▶ _RECORDS FOR THE EXERCISE_
================================

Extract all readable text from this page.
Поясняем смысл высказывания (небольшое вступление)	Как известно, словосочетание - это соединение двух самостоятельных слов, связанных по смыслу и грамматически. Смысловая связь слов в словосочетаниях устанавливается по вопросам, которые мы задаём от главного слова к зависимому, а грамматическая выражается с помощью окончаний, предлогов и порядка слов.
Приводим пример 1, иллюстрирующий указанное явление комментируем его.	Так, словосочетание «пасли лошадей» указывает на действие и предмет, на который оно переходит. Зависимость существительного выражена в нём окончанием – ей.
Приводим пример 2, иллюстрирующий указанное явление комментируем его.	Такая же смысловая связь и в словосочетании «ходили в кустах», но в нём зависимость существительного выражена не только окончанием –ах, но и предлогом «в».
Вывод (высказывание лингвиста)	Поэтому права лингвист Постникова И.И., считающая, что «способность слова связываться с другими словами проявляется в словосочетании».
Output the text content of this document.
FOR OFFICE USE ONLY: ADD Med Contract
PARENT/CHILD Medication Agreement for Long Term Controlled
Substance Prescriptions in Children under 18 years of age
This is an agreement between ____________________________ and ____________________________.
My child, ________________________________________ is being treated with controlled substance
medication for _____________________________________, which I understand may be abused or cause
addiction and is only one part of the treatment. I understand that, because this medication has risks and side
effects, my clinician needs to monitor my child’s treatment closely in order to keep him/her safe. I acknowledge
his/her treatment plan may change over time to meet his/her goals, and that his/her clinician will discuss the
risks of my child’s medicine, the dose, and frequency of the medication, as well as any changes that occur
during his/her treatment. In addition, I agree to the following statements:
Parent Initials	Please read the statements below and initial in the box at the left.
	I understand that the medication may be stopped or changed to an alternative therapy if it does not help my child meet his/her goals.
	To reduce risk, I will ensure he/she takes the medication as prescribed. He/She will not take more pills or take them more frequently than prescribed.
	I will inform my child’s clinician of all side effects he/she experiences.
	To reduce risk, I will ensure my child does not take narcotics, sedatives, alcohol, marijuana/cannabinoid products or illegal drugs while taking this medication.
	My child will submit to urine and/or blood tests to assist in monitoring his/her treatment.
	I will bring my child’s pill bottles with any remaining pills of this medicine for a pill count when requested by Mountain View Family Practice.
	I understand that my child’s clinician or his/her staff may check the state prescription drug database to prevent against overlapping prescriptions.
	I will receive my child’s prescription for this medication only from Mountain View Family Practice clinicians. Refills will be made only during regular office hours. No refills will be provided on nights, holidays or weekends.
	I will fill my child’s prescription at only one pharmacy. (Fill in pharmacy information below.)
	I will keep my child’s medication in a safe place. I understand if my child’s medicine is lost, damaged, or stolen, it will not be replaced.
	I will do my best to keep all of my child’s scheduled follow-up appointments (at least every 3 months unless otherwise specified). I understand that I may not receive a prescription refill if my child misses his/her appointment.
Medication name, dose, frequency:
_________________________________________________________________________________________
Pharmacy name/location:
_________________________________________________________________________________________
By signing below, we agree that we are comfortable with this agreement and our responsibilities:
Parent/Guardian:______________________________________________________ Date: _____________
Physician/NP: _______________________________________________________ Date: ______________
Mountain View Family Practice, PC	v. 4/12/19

================================

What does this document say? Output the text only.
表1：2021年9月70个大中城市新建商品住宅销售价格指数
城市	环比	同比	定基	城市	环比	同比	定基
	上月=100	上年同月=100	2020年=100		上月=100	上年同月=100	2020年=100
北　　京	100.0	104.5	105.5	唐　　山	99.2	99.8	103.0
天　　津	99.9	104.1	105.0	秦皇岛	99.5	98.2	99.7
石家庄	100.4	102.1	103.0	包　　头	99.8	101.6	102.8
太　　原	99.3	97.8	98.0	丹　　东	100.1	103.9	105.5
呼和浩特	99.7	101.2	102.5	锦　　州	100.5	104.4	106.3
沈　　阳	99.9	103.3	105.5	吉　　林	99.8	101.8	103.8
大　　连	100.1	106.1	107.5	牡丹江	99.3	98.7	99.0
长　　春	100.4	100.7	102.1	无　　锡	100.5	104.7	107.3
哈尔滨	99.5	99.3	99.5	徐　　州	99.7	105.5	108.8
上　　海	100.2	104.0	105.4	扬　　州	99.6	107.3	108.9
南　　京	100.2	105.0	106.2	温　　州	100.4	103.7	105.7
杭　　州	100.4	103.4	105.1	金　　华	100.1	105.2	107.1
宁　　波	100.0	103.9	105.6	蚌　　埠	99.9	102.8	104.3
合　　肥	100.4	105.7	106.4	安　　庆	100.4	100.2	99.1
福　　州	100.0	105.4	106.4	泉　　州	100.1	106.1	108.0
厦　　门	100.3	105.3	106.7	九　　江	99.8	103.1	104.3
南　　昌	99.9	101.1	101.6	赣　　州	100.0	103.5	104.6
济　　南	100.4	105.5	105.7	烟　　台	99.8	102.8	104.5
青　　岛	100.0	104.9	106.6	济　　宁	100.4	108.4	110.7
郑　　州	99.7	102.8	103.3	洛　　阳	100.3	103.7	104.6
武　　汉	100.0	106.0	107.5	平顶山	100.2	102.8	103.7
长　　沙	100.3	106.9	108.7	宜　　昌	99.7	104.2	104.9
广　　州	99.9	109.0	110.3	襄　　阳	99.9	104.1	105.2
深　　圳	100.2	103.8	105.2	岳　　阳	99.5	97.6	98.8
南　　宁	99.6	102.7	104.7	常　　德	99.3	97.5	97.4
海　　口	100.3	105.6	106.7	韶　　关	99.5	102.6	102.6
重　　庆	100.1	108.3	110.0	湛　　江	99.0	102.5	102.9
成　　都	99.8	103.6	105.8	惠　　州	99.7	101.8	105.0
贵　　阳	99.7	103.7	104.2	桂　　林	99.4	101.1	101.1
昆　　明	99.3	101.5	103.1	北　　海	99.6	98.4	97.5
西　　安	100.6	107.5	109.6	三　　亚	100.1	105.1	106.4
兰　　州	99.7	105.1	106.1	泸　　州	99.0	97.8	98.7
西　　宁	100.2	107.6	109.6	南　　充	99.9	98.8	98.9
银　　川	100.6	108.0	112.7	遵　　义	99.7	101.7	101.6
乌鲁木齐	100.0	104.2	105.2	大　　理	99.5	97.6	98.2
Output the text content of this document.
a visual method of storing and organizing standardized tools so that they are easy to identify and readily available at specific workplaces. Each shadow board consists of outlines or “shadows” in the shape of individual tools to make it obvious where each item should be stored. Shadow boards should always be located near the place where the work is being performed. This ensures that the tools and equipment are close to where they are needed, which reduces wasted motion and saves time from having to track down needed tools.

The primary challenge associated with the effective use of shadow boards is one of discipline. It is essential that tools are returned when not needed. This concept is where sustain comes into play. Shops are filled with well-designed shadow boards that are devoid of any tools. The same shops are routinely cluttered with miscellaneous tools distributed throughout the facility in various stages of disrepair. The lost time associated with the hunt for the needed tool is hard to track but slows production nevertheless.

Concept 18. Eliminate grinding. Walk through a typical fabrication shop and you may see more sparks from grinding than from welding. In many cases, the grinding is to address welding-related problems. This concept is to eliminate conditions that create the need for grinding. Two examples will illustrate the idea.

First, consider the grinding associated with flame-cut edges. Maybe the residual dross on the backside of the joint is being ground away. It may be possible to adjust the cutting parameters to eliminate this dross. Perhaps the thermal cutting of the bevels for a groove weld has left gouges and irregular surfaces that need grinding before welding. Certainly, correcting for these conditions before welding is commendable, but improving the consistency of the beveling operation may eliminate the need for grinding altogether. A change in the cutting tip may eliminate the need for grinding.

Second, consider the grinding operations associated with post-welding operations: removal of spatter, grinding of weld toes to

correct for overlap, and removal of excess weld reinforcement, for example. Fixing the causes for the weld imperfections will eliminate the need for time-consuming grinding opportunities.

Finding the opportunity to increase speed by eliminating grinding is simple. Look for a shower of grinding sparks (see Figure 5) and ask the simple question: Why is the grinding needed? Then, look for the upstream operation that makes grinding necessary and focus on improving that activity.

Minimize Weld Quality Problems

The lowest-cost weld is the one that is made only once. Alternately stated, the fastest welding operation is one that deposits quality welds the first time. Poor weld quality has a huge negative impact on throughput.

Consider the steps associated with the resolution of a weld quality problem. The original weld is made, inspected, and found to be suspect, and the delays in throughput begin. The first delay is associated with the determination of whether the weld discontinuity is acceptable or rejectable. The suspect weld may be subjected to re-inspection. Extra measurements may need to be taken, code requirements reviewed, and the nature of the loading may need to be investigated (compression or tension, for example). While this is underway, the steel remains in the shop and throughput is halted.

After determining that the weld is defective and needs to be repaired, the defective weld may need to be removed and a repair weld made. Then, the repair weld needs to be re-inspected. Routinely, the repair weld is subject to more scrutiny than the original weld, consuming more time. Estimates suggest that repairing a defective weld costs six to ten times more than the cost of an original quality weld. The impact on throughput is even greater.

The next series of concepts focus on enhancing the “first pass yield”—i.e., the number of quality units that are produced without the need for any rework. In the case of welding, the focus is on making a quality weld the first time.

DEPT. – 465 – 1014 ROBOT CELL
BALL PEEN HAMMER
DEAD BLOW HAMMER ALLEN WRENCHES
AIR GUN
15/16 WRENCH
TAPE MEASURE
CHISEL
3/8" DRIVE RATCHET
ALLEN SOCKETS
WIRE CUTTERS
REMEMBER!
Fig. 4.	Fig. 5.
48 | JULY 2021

================================

▶ _WORK TO DO_
Find each line that has the word "существительного", then copy it out.

▶ _THE ANSWER_
Приводим пример 1, иллюстрирующий указанное явление комментируем его.	Так, словосочетание «пасли лошадей» указывает на действие и предмет, на который оно переходит. Зависимость существительного выражена в нём окончанием – ей.
Приводим пример 2, иллюстрирующий указанное явление комментируем его.	Такая же смысловая связь и в словосочетании «ходили в кустах», но в нём зависимость существительного выражена не только окончанием –ах, но и предлогом «в».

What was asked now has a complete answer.